— Start of GIVEN PASSAGE —

Some exploration of the resulting words (not show here) reveals a couple of unwanted characteristics in our tokens. First, some of our tokens are just numbers (years for example). We want to remove these and we can find them using the regex ^\d+$. Second, some of our tokens come from a quote and they start with '. We want to remove the ' when it's at the start of a word, so we will use str_replace(). We add these two lines to the code above to generate our final table:

tweet_words <- campaign_tweets %>% 
  mutate(text = str_replace_all(text, "https://t.co/[A-Za-z\\d]+|&amp;", ""))  %>%
  unnest_tokens(word, text, token = "regex", pattern = pattern) %>%
  filter(!word %in% stop_words$word &
           !str_detect(word, "^\\d+$")) %>%
  mutate(word = str_replace(word, "^'", ""))

Now that we have all our words in a table, along with information about what device was used to compose the tweet they came from, we can start exploring which words are more common when comparing Android to iPhone.

For each word we want to know if it is more likely to come from an Android tweet or an iPhone tweet. We previously introduced the odds ratio, a summary statistic useful for quantifying these differences. For each device and a given word, let's call it y, we compute the odds or the ratio between the proportion of words that are y and not y and compute the ratio of those odds. Here we will have many proportions that are 0 so we use the 0.5 correction.

android_iphone_or <- tweet_words %>%
  count(word, source) %>%
  spread(source, n, fill = 0) %>%
  mutate(or = (Android + 0.5) / (sum(Android) - Android + 0.5) / 
           ( (iPhone + 0.5) / (sum(iPhone) - iPhone + 0.5)))

— End of GIVEN PASSAGE —

> [EXERCISES TO COMPLETE]
A. Summarize the passage on comparing words in Android and iPhone tweets in two sentences.
B. Pick up the passage on comparing words in Android and iPhone tweets and continue it from its last line.
The data that comes after this passage is separate material and unrelated to it.

— Start of RECORDS SHOWN —

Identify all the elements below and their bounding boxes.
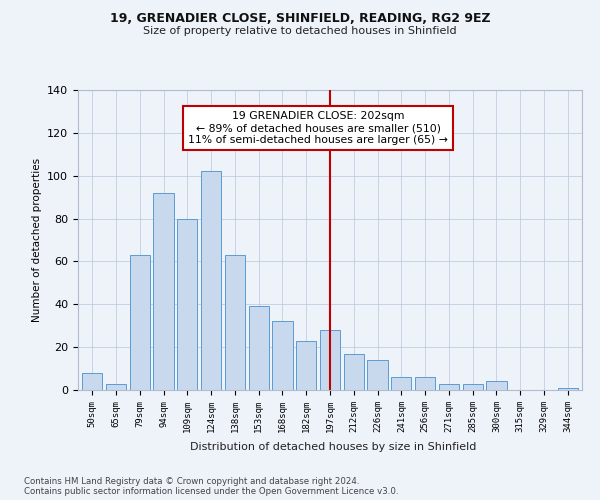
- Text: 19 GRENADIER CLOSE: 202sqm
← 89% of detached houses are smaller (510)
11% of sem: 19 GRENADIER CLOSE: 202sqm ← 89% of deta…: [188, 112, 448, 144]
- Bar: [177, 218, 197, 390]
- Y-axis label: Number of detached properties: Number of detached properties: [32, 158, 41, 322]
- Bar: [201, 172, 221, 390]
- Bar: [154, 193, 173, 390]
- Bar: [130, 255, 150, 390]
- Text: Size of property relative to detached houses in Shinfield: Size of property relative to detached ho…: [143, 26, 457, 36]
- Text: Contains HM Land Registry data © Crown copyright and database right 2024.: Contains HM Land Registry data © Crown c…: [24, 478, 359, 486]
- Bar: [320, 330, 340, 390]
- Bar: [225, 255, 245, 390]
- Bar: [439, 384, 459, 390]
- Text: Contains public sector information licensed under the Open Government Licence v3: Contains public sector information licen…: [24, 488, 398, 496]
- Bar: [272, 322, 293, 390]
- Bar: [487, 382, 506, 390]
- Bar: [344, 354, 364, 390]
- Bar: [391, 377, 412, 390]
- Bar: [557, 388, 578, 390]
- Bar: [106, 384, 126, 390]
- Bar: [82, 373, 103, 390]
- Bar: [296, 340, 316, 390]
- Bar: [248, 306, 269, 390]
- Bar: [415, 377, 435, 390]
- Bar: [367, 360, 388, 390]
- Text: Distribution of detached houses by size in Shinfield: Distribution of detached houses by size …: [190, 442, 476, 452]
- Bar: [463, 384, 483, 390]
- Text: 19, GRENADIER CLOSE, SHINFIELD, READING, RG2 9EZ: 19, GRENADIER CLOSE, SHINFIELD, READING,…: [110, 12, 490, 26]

— End of RECORDS SHOWN —

> [TASK-BY-TASK RESULTS]
A. The tweet tokens are cleaned by removing tokens that are only numbers, found with the regex ^\d+$, and by using str_replace() to strip a ' from the start of a word, producing a final table of words along with the device used to compose each tweet. For each word, an odds ratio comparing Android and iPhone tweets is then computed, with a 0.5 correction because many of the proportions are 0.

B.
android_iphone_or %>% arrange(desc(or))
android_iphone_or %>% arrange(or)

Given that several of these words are overall low frequency words we can impose a filter based on the total frequency like this:

android_iphone_or %>% filter(Android+iPhone > 100) %>%
  arrange(desc(or))

android_iphone_or %>% filter(Android+iPhone > 100) %>%
  arrange(or)

We already see somewhat of a pattern in the types of words that are being tweeted more in one device versus the other. However, we are not interested in specific words but rather in the tone. Vaziri's assertion is that the Android tweets are more hyperbolic. So how can we check this with data? Hyperbolic is a hard sentiment to extract from words as it relies on interpreting phrases. However, words can be associated to more basic sentiment such as as anger, fear, joy and surprise. In the next section we demonstrate basic sentiment analysis.

Sentiment Analysis

In sentiment analysis we assign a word to one or more "sentiment". Although this approach will miss context dependent sentiments, such as sarcasm, when performed on large numbers of words, summaries can provide insights.

The first step in sentiment analysis is to assign a sentiment to each word. The tidytext package includes several maps or lexicons in the object sentiments:

sentiments

There are several lexicons in the tidytext package that give different sentiments. For example, the bing lexicon divides words into positive and negative. We can see this using the tidytext function get_sentiments():

get_sentiments("bing")

The AFINN lexicon assigns a score between -5 and 5, with -5 the most negative and 5 the most positive.

get_sentiments("afinn")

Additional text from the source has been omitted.